__TASK PROMPT__: Find every line in the records below that holds the word "fonts", and copy each one.

*** GIVEN RECORDS

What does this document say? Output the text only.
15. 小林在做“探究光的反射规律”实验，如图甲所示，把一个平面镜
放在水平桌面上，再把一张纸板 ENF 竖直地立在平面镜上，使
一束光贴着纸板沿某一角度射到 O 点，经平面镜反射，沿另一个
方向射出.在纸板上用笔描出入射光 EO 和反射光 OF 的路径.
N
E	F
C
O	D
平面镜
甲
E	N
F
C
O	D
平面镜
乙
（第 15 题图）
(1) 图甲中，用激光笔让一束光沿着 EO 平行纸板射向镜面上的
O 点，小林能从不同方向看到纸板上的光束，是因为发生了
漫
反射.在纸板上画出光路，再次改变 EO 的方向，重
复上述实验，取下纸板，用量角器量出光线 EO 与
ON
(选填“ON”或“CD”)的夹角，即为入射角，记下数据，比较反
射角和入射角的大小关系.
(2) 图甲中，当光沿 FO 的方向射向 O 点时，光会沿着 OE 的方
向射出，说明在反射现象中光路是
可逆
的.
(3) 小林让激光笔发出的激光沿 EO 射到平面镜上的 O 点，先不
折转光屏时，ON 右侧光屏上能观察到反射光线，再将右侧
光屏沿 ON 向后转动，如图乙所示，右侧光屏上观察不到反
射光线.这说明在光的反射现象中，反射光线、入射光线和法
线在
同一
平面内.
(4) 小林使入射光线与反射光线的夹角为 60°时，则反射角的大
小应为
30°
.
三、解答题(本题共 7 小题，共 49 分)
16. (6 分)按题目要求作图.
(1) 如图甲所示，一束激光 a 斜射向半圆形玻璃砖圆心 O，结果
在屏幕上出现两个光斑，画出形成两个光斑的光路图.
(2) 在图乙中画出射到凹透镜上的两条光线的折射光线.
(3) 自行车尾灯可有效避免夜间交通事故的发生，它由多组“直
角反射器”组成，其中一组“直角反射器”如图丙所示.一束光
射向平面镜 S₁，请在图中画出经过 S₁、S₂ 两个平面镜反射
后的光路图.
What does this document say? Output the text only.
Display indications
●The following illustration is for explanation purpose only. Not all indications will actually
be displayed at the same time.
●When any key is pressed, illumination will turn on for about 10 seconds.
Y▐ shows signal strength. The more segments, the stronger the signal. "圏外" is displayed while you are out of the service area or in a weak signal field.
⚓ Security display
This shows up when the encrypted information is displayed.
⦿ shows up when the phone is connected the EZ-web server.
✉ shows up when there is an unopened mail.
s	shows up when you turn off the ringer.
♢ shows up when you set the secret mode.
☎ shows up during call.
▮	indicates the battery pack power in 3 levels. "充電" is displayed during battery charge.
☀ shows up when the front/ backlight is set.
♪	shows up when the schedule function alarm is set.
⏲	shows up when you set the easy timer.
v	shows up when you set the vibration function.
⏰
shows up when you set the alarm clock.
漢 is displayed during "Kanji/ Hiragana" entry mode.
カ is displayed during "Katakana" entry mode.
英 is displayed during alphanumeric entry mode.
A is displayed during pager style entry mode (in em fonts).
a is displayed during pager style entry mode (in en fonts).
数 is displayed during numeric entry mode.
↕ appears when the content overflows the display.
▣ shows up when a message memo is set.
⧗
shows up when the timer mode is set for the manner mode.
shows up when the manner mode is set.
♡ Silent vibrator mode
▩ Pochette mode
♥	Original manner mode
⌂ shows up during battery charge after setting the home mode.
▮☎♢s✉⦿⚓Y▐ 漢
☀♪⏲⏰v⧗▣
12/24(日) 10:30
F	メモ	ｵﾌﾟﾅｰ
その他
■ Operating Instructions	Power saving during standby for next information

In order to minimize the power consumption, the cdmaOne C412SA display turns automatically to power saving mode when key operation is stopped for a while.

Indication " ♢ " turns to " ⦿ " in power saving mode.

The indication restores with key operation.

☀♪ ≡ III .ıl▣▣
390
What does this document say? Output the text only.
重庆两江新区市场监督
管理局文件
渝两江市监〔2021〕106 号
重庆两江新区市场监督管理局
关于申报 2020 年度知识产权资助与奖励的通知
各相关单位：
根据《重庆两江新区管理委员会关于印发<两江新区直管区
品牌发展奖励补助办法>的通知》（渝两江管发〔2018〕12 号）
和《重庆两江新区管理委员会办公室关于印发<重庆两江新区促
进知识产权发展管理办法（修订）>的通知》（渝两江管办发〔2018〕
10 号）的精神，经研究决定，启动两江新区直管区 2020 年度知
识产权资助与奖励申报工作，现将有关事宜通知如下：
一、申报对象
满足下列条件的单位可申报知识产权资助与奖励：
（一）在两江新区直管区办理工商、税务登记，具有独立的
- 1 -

******

__RESPONSE TO THIS TASK__:
A is displayed during pager style entry mode (in em fonts).
a is displayed during pager style entry mode (in en fonts).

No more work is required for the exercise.